━━━━━ The data

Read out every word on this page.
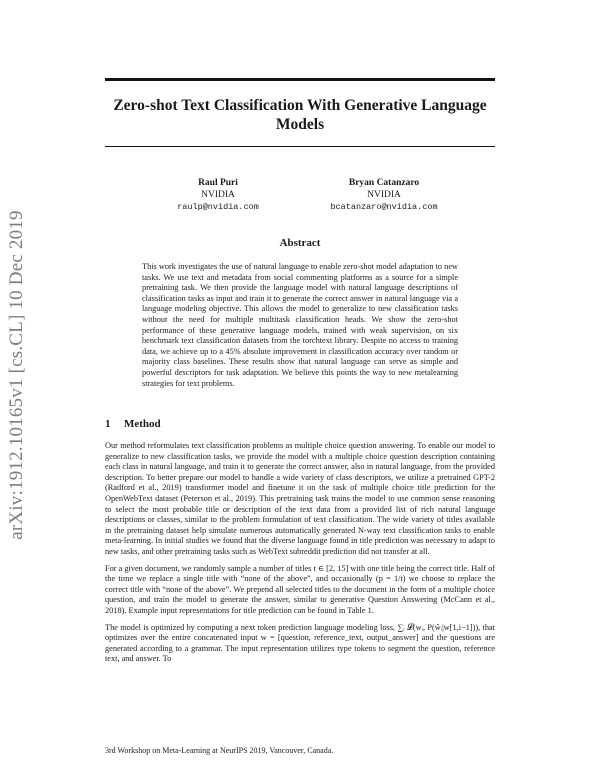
arXiv:1912.10165v1 [cs.CL] 10 Dec 2019
Zero-shot Text Classification With Generative Language Models
Raul Puri
NVIDIA
raulp@nvidia.com
Bryan Catanzaro
NVIDIA
bcatanzaro@nvidia.com
Abstract
This work investigates the use of natural language to enable zero-shot model adaptation to new tasks. We use text and metadata from social commenting platforms as a source for a simple pretraining task. We then provide the language model with natural language descriptions of classification tasks as input and train it to generate the correct answer in natural language via a language modeling objective. This allows the model to generalize to new classification tasks without the need for multiple multitask classification heads. We show the zero-shot performance of these generative language models, trained with weak supervision, on six benchmark text classification datasets from the torchtext library. Despite no access to training data, we achieve up to a 45% absolute improvement in classification accuracy over random or majority class baselines. These results show that natural language can serve as simple and powerful descriptors for task adaptation. We believe this points the way to new metalearning strategies for text problems.
1 Method

Our method reformulates text classification problems as multiple choice question answering. To enable our model to generalize to new classification tasks, we provide the model with a multiple choice question description containing each class in natural language, and train it to generate the correct answer, also in natural language, from the provided description. To better prepare our model to handle a wide variety of class descriptors, we utilize a pretrained GPT-2 (Radford et al., 2019) transformer model and finetune it on the task of multiple choice title prediction for the OpenWebText dataset (Peterson et al., 2019). This pretraining task trains the model to use common sense reasoning to select the most probable title or description of the text data from a provided list of rich natural language descriptions or classes, similar to the problem formulation of text classification. The wide variety of titles available in the pretraining dataset help simulate numerous automatically generated N-way text classification tasks to enable meta-learning. In initial studies we found that the diverse language found in title prediction was necessary to adapt to new tasks, and other pretraining tasks such as WebText subreddit prediction did not transfer at all.

For a given document, we randomly sample a number of titles t ∈ [2, 15] with one title being the correct title. Half of the time we replace a single title with “none of the above”, and occasionally (p = 1/t) we choose to replace the correct title with “none of the above”. We prepend all selected titles to the document in the form of a multiple choice question, and train the model to generate the answer, similar to generative Question Answering (McCann et al., 2018). Example input representations for title prediction can be found in Table 1.

The model is optimized by computing a next token prediction language modeling loss, ∑ᵢ 𝓛(wᵢ, P(ŵᵢ|w[1,i−1])), that optimizes over the entire concatenated input w = [question, reference_text, output_answer] and the questions are generated according to a grammar. The input representation utilizes type tokens to segment the question, reference text, and answer. To

3rd Workshop on Meta-Learning at NeurIPS 2019, Vancouver, Canada.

━━━━━━━━━━

Pictures in the data above should not be copied; transcribe everything else exactly.

Read out every word on this page.
arXiv:1912.10165v1 [cs.CL] 10 Dec 2019
Zero-shot Text Classification With Generative Language Models
Raul Puri
NVIDIA
raulp@nvidia.com
Bryan Catanzaro
NVIDIA
bcatanzaro@nvidia.com
Abstract
This work investigates the use of natural language to enable zero-shot model adaptation to new tasks. We use text and metadata from social commenting platforms as a source for a simple pretraining task. We then provide the language model with natural language descriptions of classification tasks as input and train it to generate the correct answer in natural language via a language modeling objective. This allows the model to generalize to new classification tasks without the need for multiple multitask classification heads. We show the zero-shot performance of these generative language models, trained with weak supervision, on six benchmark text classification datasets from the torchtext library. Despite no access to training data, we achieve up to a 45% absolute improvement in classification accuracy over random or majority class baselines. These results show that natural language can serve as simple and powerful descriptors for task adaptation. We believe this points the way to new metalearning strategies for text problems.
1 Method

Our method reformulates text classification problems as multiple choice question answering. To enable our model to generalize to new classification tasks, we provide the model with a multiple choice question description containing each class in natural language, and train it to generate the correct answer, also in natural language, from the provided description. To better prepare our model to handle a wide variety of class descriptors, we utilize a pretrained GPT-2 (Radford et al., 2019) transformer model and finetune it on the task of multiple choice title prediction for the OpenWebText dataset (Peterson et al., 2019). This pretraining task trains the model to use common sense reasoning to select the most probable title or description of the text data from a provided list of rich natural language descriptions or classes, similar to the problem formulation of text classification. The wide variety of titles available in the pretraining dataset help simulate numerous automatically generated N-way text classification tasks to enable meta-learning. In initial studies we found that the diverse language found in title prediction was necessary to adapt to new tasks, and other pretraining tasks such as WebText subreddit prediction did not transfer at all.

For a given document, we randomly sample a number of titles t ∈ [2, 15] with one title being the correct title. Half of the time we replace a single title with “none of the above”, and occasionally (p = 1/t) we choose to replace the correct title with “none of the above”. We prepend all selected titles to the document in the form of a multiple choice question, and train the model to generate the answer, similar to generative Question Answering (McCann et al., 2018). Example input representations for title prediction can be found in Table 1.

The model is optimized by computing a next token prediction language modeling loss, ∑ᵢ 𝓛(wᵢ, P(ŵᵢ|w[1,i−1])), that optimizes over the entire concatenated input w = [question, reference_text, output_answer] and the questions are generated according to a grammar. The input representation utilizes type tokens to segment the question, reference text, and answer. To

3rd Workshop on Meta-Learning at NeurIPS 2019, Vancouver, Canada.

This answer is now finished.